=== Work instructions ===
a) In the transit passage, transcribe everything from "Did you ever" down to "one down South?".
b) Answer these questions from the transit passage:
(i) At which avenue does the opening paragraph have riders board the elevated train?
(ii) What fraction of the superintendents and foremen interviewed thought Negroes were more careful about bathing and changing their clothes than whites?
(iii) In what place was the lawyer questioned about transportation contacts?
begin Supplied text
Did you ever get on the elevated train at Indiana Avenue about 5:30 o'clock in the afternoon, and meet the "gang" from the Stock Yards? It would make you ashamed to see men and women getting on the cars with greasy overalls on and dirty dresses in this enlightened age. There is really no excuse for such a condition to exist. There is plenty of soap and water in the Stock Yards and you have better clothes in your homes. Why not take a suit to the yards and wash up and change your clothing, before attempting to mingle with men and women, many of them being dressed for theaters and club parties, etc.? Don't you know that you are forcing on us here in Chicago a condition similar to the one down South?

In order to find out whether Negroes working in other plants than the Stock Yards do work which leaves the worker soiled and smelling, superintendents or foremen were questioned. It was learned that much other work done by Negro laborers leaves oil, grease, and acid stains, that many of the plants have no baths or adequate facilities for washing, and that sometimes where there are such facilities they are not kept in order. Three-fourths of the superintendents and foremen interviewed had the impression that Negroes were more careful about bathing and changing their clothes than whites. They said the difference was probably due either to the fact that the white laborer who was doing the same class of work as the Negro, was an immigrant, or to the fact that the white laborer often lived near the plant where he works, and preferred to wash up at home.

The Negro laborer meets little objection when he is riding with white laborers; it is when he comes in contact with whites of a non-laboring class that there is the most likelihood of trouble. Such whites often find white laborers quite as objectionable. A lawyer in Indiana Harbor who was questioned about the transportation contacts in the Calumet industrial district, said:

So far as transportation is concerned, little trouble need be expected. Most of the people here are working people, and they know what to expect when a dirty workman comes and sits down next to them. The fact of it is that if there is any complaint to be made, it would be against the foreigners. In the winter, when the doors are closed, the smell of garlic is almost unbearable.
end Supplied text
begin Extracted data
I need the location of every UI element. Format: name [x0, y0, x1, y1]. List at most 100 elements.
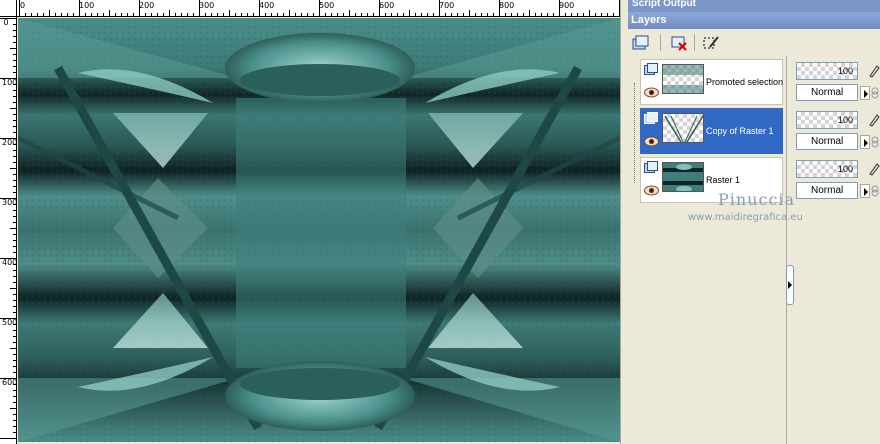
ruler-tick [187, 13, 188, 16]
tree-connector [634, 83, 635, 183]
ruler-tick [511, 13, 512, 16]
ruler-tick [13, 132, 16, 133]
ruler-tick [163, 13, 164, 16]
layer-row-copy-of-raster-1[interactable]: Copy of Raster 1 [640, 108, 783, 154]
ruler-tick [10, 288, 16, 289]
ruler-tick [529, 10, 530, 16]
ruler-tick [313, 13, 314, 16]
ruler-tick [67, 13, 68, 16]
ruler-label: 600 [379, 1, 395, 10]
edit-pen-icon[interactable] [868, 113, 880, 127]
ruler-tick [127, 13, 128, 16]
ruler-tick [13, 252, 16, 253]
ruler-tick [577, 13, 578, 16]
ruler-tick [91, 13, 92, 16]
ruler-tick [13, 294, 16, 295]
opacity-slider[interactable]: 100 [796, 62, 858, 80]
ruler-tick [79, 0, 80, 16]
ruler-tick [13, 426, 16, 427]
blend-mode-select[interactable]: Normal [796, 182, 858, 199]
image-canvas[interactable] [18, 18, 620, 442]
edit-pen-icon[interactable] [868, 162, 880, 176]
ruler-tick [0, 318, 16, 319]
ruler-tick [13, 120, 16, 121]
ruler-tick [247, 13, 248, 16]
blend-mode-select[interactable]: Normal [796, 84, 858, 101]
layers-panel-title[interactable]: Layers [628, 12, 880, 29]
edit-selection-button[interactable] [700, 32, 722, 53]
ruler-tick [13, 234, 16, 235]
ruler-tick [169, 10, 170, 16]
ruler-tick [13, 36, 16, 37]
edit-selection-icon [703, 35, 719, 48]
visibility-eye-icon[interactable] [644, 87, 659, 98]
ruler-tick [463, 13, 464, 16]
blend-mode-dropdown-arrow[interactable] [860, 184, 870, 198]
ruler-tick [409, 10, 410, 16]
ruler-label: 0 [3, 18, 9, 27]
ruler-tick [25, 13, 26, 16]
ruler-tick [223, 13, 224, 16]
opacity-slider[interactable]: 100 [796, 160, 858, 178]
ruler-tick [505, 13, 506, 16]
ruler-tick [379, 0, 380, 16]
ruler-label: 500 [319, 1, 335, 10]
blend-mode-dropdown-arrow[interactable] [860, 135, 870, 149]
ruler-tick [0, 78, 16, 79]
opacity-slider[interactable]: 100 [796, 111, 858, 129]
ruler-tick [217, 13, 218, 16]
ruler-label: 400 [2, 258, 17, 267]
ruler-tick [493, 13, 494, 16]
ruler-tick [13, 144, 16, 145]
edit-pen-icon[interactable] [868, 64, 880, 78]
ruler-tick [253, 13, 254, 16]
ruler-label: 300 [199, 1, 215, 10]
ruler-tick [139, 0, 140, 16]
ruler-tick [55, 13, 56, 16]
blend-mode-select[interactable]: Normal [796, 133, 858, 150]
ruler-label: 0 [20, 1, 26, 10]
ruler-tick [13, 312, 16, 313]
ruler-tick [10, 348, 16, 349]
opacity-value: 100 [837, 66, 853, 76]
ruler-tick [433, 13, 434, 16]
visibility-eye-icon[interactable] [644, 136, 659, 147]
psp-workspace: 0 100 200 300 400 500 600 700 800 900 0 … [0, 0, 880, 444]
link-icon[interactable] [870, 87, 880, 99]
ruler-corner [0, 0, 17, 17]
ruler-tick [13, 414, 16, 415]
panel-splitter[interactable] [786, 56, 794, 444]
ruler-tick [559, 0, 560, 16]
ruler-tick [211, 13, 212, 16]
script-output-panel-title[interactable]: Script Output [628, 0, 880, 12]
layer-row-promoted-selection[interactable]: Promoted selection [640, 59, 783, 105]
ruler-tick [13, 126, 16, 127]
delete-layer-button[interactable] [668, 32, 690, 53]
ruler-tick [121, 13, 122, 16]
ruler-tick [13, 72, 16, 73]
link-icon[interactable] [870, 185, 880, 197]
ruler-tick [43, 13, 44, 16]
visibility-eye-icon[interactable] [644, 185, 659, 196]
ruler-tick [307, 13, 308, 16]
link-icon[interactable] [870, 136, 880, 148]
ruler-tick [475, 13, 476, 16]
ruler-tick [13, 204, 16, 205]
ruler-tick [157, 13, 158, 16]
ruler-tick [73, 13, 74, 16]
ruler-tick [13, 276, 16, 277]
ruler-tick [13, 240, 16, 241]
ruler-tick [355, 13, 356, 16]
layers-toolbar [628, 29, 880, 56]
ruler-tick [547, 13, 548, 16]
ruler-tick [13, 90, 16, 91]
ruler-tick [175, 13, 176, 16]
ruler-tick [13, 54, 16, 55]
ruler-tick [601, 13, 602, 16]
ruler-tick [13, 342, 16, 343]
ruler-label: 100 [2, 78, 17, 87]
blend-mode-dropdown-arrow[interactable] [860, 86, 870, 100]
ruler-tick [13, 174, 16, 175]
ruler-tick [37, 13, 38, 16]
new-layer-button[interactable] [630, 32, 652, 53]
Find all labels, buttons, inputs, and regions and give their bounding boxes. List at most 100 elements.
end Extracted data
=== Answers for this exercise ===
a)
Did you ever get on the elevated train at Indiana Avenue about 5:30 o'clock in the afternoon, and meet the "gang" from the Stock Yards? It would make you ashamed to see men and women getting on the cars with greasy overalls on and dirty dresses in this enlightened age. There is really no excuse for such a condition to exist. There is plenty of soap and water in the Stock Yards and you have better clothes in your homes. Why not take a suit to the yards and wash up and change your clothing, before attempting to mingle with men and women, many of them being dressed for theaters and club parties, etc.? Don't you know that you are forcing on us here in Chicago a condition similar to the one down South?

b)
(i) Indiana Avenue
(ii) Three-fourths
(iii) Indiana Harbor